▶ _Source excerpt_:
┄┄┄┄┄┄

MR. CORDRAY: It would be close to the line. It would still depend on third party responses to a court order, which this Court has had some --

QUESTION: Well, she might or might not have been able to prove ultimately, had it gone to trial, that stopping the money would stop the action of the foreign government. But as a matter of standing to get to trial, she would have had it, wouldn't she?

MR. CORDRAY: I frankly think it's like the Simon case where the issue was availability of tax credit or tax relief, and it was thought that that was not significant enough to influence clearly the third party's contract --

QUESTION: Well, then your -- well, was it that or was it there was no cause of action? It was --

MR. CORDRAY: Well, we think -- we think both.

QUESTION: But it seems to me you have to take her complaint the way -- the way Justice Souter wrote it. I mean, her complaint --

(Laughter.)

QUESTION: Her complaint is that the only reason they're -- they're torturing is because we're paying them to do that. And if that is the allegation, I -- I think the redressability /causality element is certainly there.

MR. CORDRAY: It would be close to the line because we're talking about independent decisions by third parties in response to a court order would be the issue. That would be the issue.

QUESTION: What do you mean third parties?

MR. CORDRAY: The third party is the Guatemalan military who, in the end, have to change their conduct.

QUESTION: No, no, no. But the injunction is against the payment which she says is the only reason the Guatemalan military are doing this. She wants to enjoin the American officials from paying the money which she asserts is the sole reason they're going through with this. Why -- why --

MR. CORDRAY: But the only claim to standing on her part to enjoin the CIA from doing something would be somehow because it affects her husband's well-being and the like. So, you have to make that further step that the third parties are going to be influenced in a positive way and a decisive way by an American court order, and that's where we think it breaks down. But -- but that's a close-to-the-line case in terms of standing.

QUESTION: How can you be so cavalier? It's close to the line. You -- you win anyway even if it's on the other side of the line?

MR. CORDRAY: We think that there's not standing under Simon and Linda R.S., and we think it's even clearer in a foreign military context where we're talking about foreign nationals not subject to U.S. jurisdiction, who at the end of the chain of reasoning, have to alter their conduct. That's correct.

I'd also like to address --

QUESTION: May I just ask you another question before you leave the subject?

MR. CORDRAY: Sure.

QUESTION: Assume, for the sake of argument, that there is standing in that case. Would there have been a cause of action alleged?

MR. CORDRAY: Here for denial of access to --

QUESTION: On my hypothesis.

MR. CORDRAY: For denial of access to the courts?

┄┄┄┄┄┄

▶ _Given records_:
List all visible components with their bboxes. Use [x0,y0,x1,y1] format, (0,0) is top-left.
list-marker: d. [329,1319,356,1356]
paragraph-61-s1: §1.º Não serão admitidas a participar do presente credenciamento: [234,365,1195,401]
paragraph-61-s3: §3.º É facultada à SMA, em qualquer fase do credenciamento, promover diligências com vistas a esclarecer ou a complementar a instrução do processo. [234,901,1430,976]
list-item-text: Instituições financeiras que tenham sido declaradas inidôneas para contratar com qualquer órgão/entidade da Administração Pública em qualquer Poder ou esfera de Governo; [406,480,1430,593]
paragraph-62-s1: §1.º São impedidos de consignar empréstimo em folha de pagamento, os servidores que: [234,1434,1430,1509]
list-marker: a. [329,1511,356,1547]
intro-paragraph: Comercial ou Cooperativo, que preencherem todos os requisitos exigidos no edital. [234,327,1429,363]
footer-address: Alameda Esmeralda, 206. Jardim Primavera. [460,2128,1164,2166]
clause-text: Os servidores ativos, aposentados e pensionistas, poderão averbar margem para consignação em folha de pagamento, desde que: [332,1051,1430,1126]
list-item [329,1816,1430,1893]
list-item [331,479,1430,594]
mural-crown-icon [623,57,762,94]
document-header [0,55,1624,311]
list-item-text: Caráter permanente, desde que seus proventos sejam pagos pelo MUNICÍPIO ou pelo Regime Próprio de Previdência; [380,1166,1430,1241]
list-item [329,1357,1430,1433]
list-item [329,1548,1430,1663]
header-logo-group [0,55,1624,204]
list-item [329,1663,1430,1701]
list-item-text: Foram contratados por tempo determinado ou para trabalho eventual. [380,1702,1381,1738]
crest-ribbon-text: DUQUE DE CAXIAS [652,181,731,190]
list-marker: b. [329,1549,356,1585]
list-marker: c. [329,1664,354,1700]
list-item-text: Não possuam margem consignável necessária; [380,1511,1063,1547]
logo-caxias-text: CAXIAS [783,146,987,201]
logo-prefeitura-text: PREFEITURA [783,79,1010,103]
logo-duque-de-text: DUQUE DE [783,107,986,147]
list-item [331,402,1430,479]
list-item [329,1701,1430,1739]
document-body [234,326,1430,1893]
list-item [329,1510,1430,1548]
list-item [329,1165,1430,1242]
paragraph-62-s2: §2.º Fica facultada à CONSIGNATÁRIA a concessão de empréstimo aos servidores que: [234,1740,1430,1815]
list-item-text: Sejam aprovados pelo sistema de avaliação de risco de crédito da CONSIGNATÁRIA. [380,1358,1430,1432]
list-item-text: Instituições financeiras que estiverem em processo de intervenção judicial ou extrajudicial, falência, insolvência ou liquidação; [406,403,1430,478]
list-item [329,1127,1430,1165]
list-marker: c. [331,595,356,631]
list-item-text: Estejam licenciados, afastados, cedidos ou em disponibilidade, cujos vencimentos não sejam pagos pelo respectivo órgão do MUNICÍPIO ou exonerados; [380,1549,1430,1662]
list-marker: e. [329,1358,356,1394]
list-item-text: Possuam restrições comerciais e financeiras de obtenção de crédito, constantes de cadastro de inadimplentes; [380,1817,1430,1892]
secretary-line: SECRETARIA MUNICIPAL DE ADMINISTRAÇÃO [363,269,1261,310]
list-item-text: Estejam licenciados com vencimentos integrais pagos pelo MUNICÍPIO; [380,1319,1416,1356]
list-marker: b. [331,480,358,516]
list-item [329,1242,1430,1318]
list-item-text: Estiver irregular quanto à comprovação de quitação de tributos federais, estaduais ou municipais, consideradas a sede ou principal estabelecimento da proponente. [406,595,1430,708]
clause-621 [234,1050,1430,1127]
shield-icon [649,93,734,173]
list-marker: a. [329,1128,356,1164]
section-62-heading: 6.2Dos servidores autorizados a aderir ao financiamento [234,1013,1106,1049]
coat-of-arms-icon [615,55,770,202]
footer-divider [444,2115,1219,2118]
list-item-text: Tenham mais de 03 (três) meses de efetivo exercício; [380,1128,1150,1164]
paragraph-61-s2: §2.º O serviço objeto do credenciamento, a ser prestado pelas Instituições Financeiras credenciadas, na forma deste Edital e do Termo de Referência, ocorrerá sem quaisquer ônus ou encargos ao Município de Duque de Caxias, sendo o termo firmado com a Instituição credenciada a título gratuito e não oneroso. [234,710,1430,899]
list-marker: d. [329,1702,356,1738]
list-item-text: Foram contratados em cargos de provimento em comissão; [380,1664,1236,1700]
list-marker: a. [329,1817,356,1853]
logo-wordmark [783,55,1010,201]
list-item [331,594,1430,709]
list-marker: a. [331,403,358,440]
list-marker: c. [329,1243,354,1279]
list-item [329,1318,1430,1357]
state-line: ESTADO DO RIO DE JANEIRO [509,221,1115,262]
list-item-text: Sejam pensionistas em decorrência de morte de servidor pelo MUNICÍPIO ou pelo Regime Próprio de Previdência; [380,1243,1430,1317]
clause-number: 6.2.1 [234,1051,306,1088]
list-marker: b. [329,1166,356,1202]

┄┄┄┄┄┄

▶ _Task instructions_:
**a)** In the oral argument transcript, whom does Mr. Cordray identify as the third party that would ultimately have to change its conduct?
**b)** Reproduce the stretch of the oral argument transcript from "QUESTION: Well, then" through "That would be the issue.".
The records are not relevant here.

▶ _Answers for the exercise_:
**a)** The Guatemalan military.

**b)**
QUESTION: Well, then your -- well, was it that or was it there was no cause of action? It was --

MR. CORDRAY: Well, we think -- we think both.

QUESTION: But it seems to me you have to take her complaint the way -- the way Justice Souter wrote it. I mean, her complaint --

(Laughter.)

QUESTION: Her complaint is that the only reason they're -- they're torturing is because we're paying them to do that. And if that is the allegation, I -- I think the redressability /causality element is certainly there.

MR. CORDRAY: It would be close to the line because we're talking about independent decisions by third parties in response to a court order would be the issue. That would be the issue.